EXERCISE MATERIALS ▸
**********

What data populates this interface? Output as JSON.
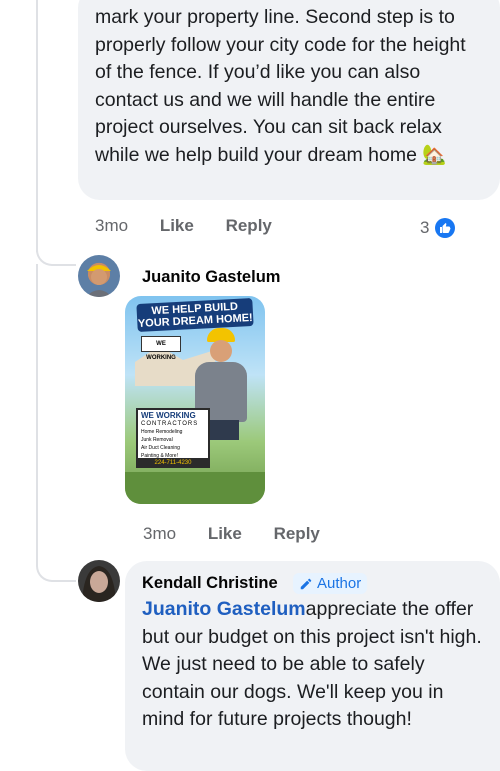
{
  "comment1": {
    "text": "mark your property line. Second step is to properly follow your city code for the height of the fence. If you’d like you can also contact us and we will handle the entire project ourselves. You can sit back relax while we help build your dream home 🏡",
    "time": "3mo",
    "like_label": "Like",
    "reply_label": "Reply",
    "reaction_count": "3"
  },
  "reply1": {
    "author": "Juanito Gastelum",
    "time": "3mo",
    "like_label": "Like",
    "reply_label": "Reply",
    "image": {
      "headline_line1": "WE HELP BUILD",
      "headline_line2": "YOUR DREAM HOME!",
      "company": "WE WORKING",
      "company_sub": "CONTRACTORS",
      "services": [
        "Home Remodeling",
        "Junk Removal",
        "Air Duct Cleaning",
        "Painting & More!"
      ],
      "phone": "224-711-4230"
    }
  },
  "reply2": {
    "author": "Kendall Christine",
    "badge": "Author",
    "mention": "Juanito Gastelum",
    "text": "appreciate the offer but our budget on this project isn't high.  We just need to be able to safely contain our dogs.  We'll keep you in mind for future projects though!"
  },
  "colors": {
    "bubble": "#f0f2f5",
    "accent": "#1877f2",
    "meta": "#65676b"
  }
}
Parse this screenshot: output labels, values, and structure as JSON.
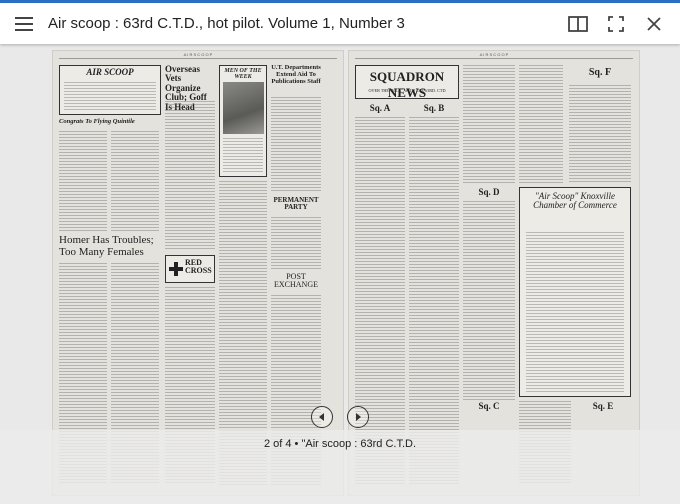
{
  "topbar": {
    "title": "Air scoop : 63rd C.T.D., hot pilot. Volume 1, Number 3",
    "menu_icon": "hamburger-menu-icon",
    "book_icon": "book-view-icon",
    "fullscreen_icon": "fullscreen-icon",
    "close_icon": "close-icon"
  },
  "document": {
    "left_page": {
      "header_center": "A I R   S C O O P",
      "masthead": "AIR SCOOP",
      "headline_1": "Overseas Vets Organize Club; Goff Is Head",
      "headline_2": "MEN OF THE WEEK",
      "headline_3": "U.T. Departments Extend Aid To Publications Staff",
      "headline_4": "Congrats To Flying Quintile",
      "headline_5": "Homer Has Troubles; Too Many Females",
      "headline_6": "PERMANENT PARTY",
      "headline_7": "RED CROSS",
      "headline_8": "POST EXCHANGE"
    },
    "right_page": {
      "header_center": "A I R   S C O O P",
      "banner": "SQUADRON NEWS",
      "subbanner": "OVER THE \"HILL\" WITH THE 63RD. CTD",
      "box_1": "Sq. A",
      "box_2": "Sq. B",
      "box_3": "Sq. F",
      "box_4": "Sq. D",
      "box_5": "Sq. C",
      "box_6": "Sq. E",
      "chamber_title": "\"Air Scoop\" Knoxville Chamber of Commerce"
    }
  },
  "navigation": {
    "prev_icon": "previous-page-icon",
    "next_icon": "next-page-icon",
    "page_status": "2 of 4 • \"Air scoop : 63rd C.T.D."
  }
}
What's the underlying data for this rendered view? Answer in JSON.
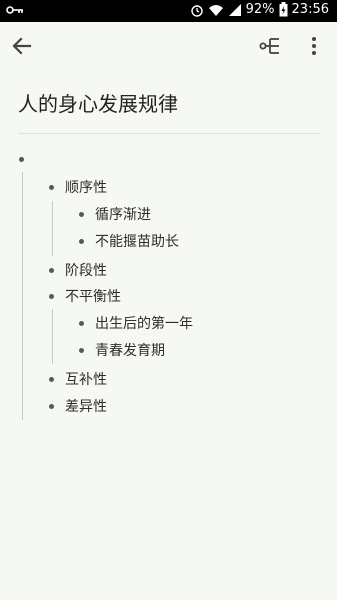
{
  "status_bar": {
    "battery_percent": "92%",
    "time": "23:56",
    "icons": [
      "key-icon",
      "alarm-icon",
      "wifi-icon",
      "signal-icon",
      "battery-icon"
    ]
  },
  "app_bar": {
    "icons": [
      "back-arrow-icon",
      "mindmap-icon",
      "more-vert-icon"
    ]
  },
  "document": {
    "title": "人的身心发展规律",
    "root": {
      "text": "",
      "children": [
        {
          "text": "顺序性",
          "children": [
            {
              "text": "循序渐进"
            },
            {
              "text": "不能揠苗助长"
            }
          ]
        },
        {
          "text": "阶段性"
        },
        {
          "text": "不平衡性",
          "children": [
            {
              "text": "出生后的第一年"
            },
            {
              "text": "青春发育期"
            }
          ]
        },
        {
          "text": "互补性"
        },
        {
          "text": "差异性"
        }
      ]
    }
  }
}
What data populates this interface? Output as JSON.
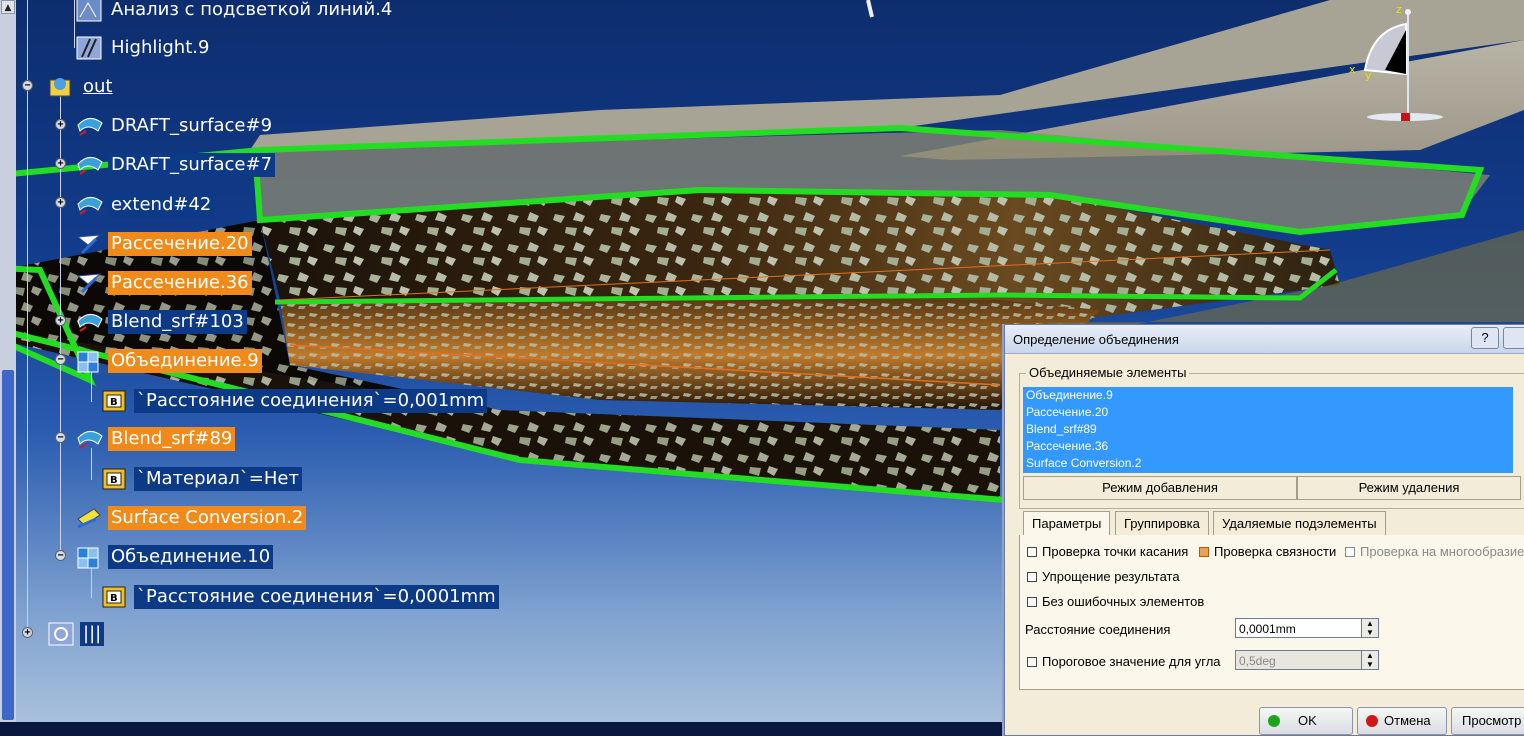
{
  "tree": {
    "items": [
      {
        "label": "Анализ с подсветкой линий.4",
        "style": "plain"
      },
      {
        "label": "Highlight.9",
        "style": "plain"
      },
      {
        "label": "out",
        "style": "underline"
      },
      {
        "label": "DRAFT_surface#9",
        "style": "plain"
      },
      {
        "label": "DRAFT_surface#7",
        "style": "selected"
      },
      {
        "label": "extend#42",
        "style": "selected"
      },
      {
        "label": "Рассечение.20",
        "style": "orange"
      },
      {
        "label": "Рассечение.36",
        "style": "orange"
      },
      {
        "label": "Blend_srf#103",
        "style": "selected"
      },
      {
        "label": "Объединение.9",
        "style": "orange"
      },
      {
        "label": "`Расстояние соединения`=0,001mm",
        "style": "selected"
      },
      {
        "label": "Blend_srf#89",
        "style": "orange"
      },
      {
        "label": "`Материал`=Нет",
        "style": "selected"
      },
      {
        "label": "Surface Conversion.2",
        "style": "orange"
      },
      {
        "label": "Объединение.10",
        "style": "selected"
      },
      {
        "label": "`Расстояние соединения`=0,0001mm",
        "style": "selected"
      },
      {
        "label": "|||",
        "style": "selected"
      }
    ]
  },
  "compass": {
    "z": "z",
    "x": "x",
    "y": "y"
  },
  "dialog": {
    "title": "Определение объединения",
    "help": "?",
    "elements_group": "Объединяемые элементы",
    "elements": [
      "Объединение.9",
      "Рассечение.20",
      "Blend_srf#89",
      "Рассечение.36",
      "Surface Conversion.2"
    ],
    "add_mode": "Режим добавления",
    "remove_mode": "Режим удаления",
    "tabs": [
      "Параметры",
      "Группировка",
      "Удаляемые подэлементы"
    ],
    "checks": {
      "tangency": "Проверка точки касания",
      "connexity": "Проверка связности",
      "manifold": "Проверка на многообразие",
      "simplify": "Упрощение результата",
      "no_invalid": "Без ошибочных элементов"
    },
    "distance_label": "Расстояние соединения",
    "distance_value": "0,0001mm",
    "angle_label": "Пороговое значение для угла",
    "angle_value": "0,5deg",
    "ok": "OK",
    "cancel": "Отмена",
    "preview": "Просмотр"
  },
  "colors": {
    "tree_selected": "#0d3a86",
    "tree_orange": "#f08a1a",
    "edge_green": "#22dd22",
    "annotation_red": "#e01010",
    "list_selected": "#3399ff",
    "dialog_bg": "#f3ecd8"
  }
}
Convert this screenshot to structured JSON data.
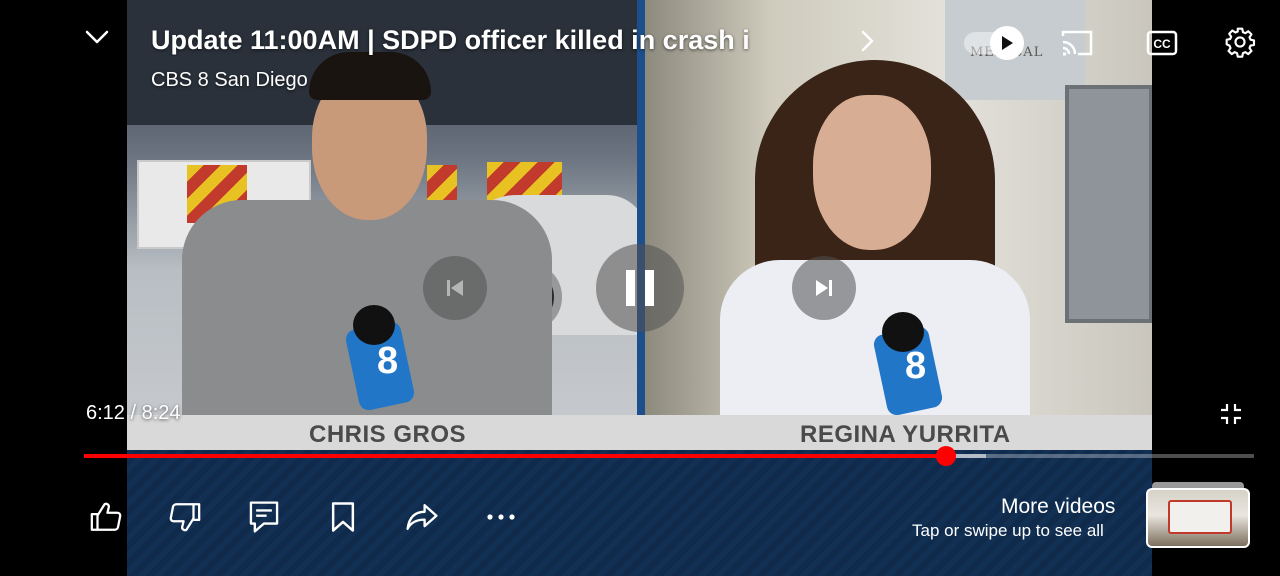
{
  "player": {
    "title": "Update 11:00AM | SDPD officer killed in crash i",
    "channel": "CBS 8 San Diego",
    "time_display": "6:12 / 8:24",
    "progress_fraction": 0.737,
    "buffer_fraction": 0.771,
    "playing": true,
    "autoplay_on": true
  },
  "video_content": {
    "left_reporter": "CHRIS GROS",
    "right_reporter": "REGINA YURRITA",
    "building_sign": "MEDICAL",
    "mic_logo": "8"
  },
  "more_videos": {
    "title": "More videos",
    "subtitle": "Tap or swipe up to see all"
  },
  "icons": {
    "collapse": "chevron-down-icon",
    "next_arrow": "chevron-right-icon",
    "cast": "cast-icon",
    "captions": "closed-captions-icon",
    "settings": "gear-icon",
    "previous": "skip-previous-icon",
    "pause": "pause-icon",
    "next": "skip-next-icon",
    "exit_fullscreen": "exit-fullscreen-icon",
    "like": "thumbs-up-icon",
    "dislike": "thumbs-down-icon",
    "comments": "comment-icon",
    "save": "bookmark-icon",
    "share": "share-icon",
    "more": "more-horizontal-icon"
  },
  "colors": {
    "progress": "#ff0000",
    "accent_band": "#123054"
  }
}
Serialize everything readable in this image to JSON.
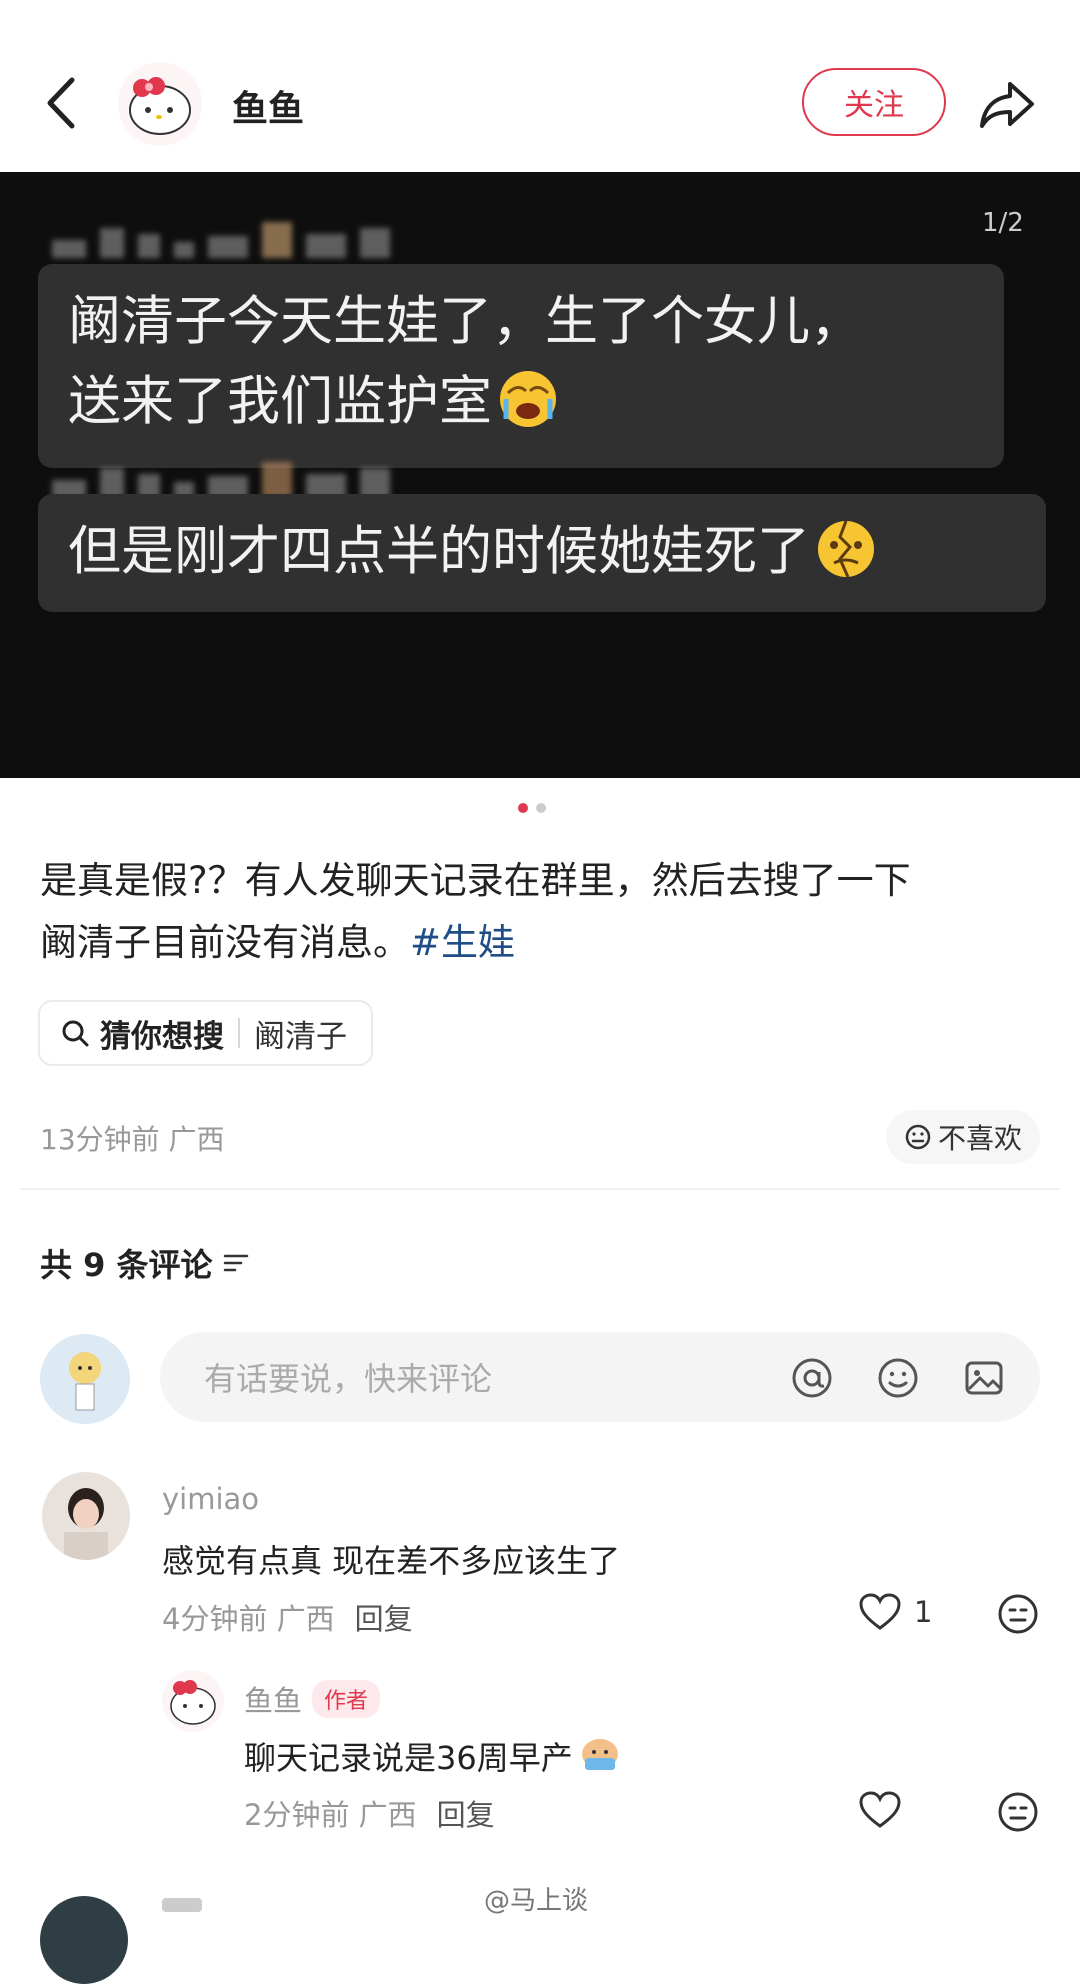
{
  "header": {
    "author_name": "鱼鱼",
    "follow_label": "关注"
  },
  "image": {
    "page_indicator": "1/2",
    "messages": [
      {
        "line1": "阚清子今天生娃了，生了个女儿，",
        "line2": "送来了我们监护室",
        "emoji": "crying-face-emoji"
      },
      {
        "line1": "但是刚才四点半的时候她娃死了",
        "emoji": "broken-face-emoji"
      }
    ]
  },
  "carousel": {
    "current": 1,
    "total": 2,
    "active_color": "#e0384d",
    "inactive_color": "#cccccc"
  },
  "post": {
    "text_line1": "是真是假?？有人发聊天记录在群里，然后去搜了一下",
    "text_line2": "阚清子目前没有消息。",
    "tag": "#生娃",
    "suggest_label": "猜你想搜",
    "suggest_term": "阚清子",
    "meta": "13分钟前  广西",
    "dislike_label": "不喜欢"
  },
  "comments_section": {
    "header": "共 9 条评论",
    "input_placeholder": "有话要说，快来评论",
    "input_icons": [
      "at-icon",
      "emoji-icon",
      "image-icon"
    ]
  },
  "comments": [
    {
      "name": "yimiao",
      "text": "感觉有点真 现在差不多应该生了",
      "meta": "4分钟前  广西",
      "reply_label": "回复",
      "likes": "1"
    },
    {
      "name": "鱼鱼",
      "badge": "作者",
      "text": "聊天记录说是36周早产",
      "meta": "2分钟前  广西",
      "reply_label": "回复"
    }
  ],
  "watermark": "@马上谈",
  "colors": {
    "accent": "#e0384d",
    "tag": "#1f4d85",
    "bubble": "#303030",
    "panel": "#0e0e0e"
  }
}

**********

GIVEN INSTRUCTION ▸ Answer with a single number: the count of lines holding the word "down".

RESULT OF THIS EXERCISE ▸ 2